» **Task requirements**
The records that follow should be retyped word for word.

[Data entries]
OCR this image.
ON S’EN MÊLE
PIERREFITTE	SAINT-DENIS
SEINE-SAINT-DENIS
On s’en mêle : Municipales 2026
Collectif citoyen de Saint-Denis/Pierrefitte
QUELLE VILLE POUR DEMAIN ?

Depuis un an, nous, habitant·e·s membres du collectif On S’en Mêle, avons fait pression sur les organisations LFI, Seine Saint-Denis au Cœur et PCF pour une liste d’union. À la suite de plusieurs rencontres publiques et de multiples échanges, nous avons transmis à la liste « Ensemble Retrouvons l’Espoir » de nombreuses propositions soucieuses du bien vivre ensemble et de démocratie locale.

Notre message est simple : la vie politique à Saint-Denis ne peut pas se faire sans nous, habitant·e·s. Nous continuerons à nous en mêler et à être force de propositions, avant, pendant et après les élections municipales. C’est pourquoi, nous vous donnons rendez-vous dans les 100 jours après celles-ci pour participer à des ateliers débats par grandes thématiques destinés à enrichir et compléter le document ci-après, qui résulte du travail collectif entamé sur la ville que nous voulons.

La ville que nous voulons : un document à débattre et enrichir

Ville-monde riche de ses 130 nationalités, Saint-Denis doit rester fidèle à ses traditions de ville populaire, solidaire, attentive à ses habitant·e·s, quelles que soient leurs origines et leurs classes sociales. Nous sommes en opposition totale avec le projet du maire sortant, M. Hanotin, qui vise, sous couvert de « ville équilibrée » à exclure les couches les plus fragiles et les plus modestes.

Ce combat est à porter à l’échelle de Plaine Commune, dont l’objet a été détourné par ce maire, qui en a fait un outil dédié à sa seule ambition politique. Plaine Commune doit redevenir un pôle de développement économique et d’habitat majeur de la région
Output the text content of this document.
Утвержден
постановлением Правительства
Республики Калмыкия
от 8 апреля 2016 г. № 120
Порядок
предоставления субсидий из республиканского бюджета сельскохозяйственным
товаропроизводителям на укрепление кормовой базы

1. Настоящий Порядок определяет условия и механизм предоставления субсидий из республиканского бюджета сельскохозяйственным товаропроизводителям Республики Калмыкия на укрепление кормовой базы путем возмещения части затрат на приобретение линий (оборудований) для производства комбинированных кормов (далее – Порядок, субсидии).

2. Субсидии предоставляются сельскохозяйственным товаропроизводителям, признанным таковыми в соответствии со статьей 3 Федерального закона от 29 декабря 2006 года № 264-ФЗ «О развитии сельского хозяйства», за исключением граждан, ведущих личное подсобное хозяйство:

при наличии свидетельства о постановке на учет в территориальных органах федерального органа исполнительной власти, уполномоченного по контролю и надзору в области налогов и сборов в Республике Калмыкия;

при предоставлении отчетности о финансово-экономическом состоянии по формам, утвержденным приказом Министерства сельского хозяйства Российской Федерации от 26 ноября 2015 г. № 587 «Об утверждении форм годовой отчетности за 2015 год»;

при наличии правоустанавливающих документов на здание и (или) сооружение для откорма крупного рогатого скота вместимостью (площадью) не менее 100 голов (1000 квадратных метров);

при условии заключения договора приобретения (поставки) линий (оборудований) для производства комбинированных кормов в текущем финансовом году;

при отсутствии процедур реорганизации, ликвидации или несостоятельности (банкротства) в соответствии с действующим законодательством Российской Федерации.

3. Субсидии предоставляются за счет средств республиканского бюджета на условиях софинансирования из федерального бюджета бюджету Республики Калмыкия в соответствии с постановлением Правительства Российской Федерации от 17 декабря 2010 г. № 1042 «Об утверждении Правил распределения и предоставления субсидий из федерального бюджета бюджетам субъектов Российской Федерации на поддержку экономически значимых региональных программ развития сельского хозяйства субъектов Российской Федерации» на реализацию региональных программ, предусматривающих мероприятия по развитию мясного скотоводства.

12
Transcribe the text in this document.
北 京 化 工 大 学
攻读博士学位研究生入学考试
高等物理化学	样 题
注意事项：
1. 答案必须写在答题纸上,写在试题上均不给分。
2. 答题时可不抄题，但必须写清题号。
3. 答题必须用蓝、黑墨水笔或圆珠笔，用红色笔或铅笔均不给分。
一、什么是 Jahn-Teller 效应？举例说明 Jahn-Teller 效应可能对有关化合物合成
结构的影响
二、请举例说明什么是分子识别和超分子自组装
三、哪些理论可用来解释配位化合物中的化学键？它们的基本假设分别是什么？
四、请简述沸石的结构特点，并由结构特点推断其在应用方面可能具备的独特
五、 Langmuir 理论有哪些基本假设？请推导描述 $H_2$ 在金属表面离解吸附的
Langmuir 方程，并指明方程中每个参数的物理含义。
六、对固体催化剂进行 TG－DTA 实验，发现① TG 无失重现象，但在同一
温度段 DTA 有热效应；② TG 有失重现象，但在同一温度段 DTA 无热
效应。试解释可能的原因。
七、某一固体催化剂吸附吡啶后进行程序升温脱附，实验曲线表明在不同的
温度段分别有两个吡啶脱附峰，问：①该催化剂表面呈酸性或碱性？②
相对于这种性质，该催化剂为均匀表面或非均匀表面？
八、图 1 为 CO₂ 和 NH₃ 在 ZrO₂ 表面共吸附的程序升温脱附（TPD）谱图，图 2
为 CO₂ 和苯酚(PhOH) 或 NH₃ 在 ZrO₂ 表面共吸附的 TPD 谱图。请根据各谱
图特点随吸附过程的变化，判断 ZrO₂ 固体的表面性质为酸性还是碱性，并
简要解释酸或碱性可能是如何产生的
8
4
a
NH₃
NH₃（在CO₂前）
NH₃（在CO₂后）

» **Answer for the task**
OCR this image.
ON S’EN MÊLE
PIERREFITTE	SAINT-DENIS
SEINE-SAINT-DENIS
On s’en mêle : Municipales 2026
Collectif citoyen de Saint-Denis/Pierrefitte
QUELLE VILLE POUR DEMAIN ?

Depuis un an, nous, habitant·e·s membres du collectif On S’en Mêle, avons fait pression sur les organisations LFI, Seine Saint-Denis au Cœur et PCF pour une liste d’union. À la suite de plusieurs rencontres publiques et de multiples échanges, nous avons transmis à la liste « Ensemble Retrouvons l’Espoir » de nombreuses propositions soucieuses du bien vivre ensemble et de démocratie locale.

Notre message est simple : la vie politique à Saint-Denis ne peut pas se faire sans nous, habitant·e·s. Nous continuerons à nous en mêler et à être force de propositions, avant, pendant et après les élections municipales. C’est pourquoi, nous vous donnons rendez-vous dans les 100 jours après celles-ci pour participer à des ateliers débats par grandes thématiques destinés à enrichir et compléter le document ci-après, qui résulte du travail collectif entamé sur la ville que nous voulons.

La ville que nous voulons : un document à débattre et enrichir

Ville-monde riche de ses 130 nationalités, Saint-Denis doit rester fidèle à ses traditions de ville populaire, solidaire, attentive à ses habitant·e·s, quelles que soient leurs origines et leurs classes sociales. Nous sommes en opposition totale avec le projet du maire sortant, M. Hanotin, qui vise, sous couvert de « ville équilibrée » à exclure les couches les plus fragiles et les plus modestes.

Ce combat est à porter à l’échelle de Plaine Commune, dont l’objet a été détourné par ce maire, qui en a fait un outil dédié à sa seule ambition politique. Plaine Commune doit redevenir un pôle de développement économique et d’habitat majeur de la région
Output the text content of this document.
Утвержден
постановлением Правительства
Республики Калмыкия
от 8 апреля 2016 г. № 120
Порядок
предоставления субсидий из республиканского бюджета сельскохозяйственным
товаропроизводителям на укрепление кормовой базы

1. Настоящий Порядок определяет условия и механизм предоставления субсидий из республиканского бюджета сельскохозяйственным товаропроизводителям Республики Калмыкия на укрепление кормовой базы путем возмещения части затрат на приобретение линий (оборудований) для производства комбинированных кормов (далее – Порядок, субсидии).

2. Субсидии предоставляются сельскохозяйственным товаропроизводителям, признанным таковыми в соответствии со статьей 3 Федерального закона от 29 декабря 2006 года № 264-ФЗ «О развитии сельского хозяйства», за исключением граждан, ведущих личное подсобное хозяйство:

при наличии свидетельства о постановке на учет в территориальных органах федерального органа исполнительной власти, уполномоченного по контролю и надзору в области налогов и сборов в Республике Калмыкия;

при предоставлении отчетности о финансово-экономическом состоянии по формам, утвержденным приказом Министерства сельского хозяйства Российской Федерации от 26 ноября 2015 г. № 587 «Об утверждении форм годовой отчетности за 2015 год»;

при наличии правоустанавливающих документов на здание и (или) сооружение для откорма крупного рогатого скота вместимостью (площадью) не менее 100 голов (1000 квадратных метров);

при условии заключения договора приобретения (поставки) линий (оборудований) для производства комбинированных кормов в текущем финансовом году;

при отсутствии процедур реорганизации, ликвидации или несостоятельности (банкротства) в соответствии с действующим законодательством Российской Федерации.

3. Субсидии предоставляются за счет средств республиканского бюджета на условиях софинансирования из федерального бюджета бюджету Республики Калмыкия в соответствии с постановлением Правительства Российской Федерации от 17 декабря 2010 г. № 1042 «Об утверждении Правил распределения и предоставления субсидий из федерального бюджета бюджетам субъектов Российской Федерации на поддержку экономически значимых региональных программ развития сельского хозяйства субъектов Российской Федерации» на реализацию региональных программ, предусматривающих мероприятия по развитию мясного скотоводства.

12
Transcribe the text in this document.
北 京 化 工 大 学
攻读博士学位研究生入学考试
高等物理化学	样 题
注意事项：
1. 答案必须写在答题纸上,写在试题上均不给分。
2. 答题时可不抄题，但必须写清题号。
3. 答题必须用蓝、黑墨水笔或圆珠笔，用红色笔或铅笔均不给分。
一、什么是 Jahn-Teller 效应？举例说明 Jahn-Teller 效应可能对有关化合物合成
结构的影响
二、请举例说明什么是分子识别和超分子自组装
三、哪些理论可用来解释配位化合物中的化学键？它们的基本假设分别是什么？
四、请简述沸石的结构特点，并由结构特点推断其在应用方面可能具备的独特
五、 Langmuir 理论有哪些基本假设？请推导描述 $H_2$ 在金属表面离解吸附的
Langmuir 方程，并指明方程中每个参数的物理含义。
六、对固体催化剂进行 TG－DTA 实验，发现① TG 无失重现象，但在同一
温度段 DTA 有热效应；② TG 有失重现象，但在同一温度段 DTA 无热
效应。试解释可能的原因。
七、某一固体催化剂吸附吡啶后进行程序升温脱附，实验曲线表明在不同的
温度段分别有两个吡啶脱附峰，问：①该催化剂表面呈酸性或碱性？②
相对于这种性质，该催化剂为均匀表面或非均匀表面？
八、图 1 为 CO₂ 和 NH₃ 在 ZrO₂ 表面共吸附的程序升温脱附（TPD）谱图，图 2
为 CO₂ 和苯酚(PhOH) 或 NH₃ 在 ZrO₂ 表面共吸附的 TPD 谱图。请根据各谱
图特点随吸附过程的变化，判断 ZrO₂ 固体的表面性质为酸性还是碱性，并
简要解释酸或碱性可能是如何产生的
8
4
a
NH₃
NH₃（在CO₂前）
NH₃（在CO₂后）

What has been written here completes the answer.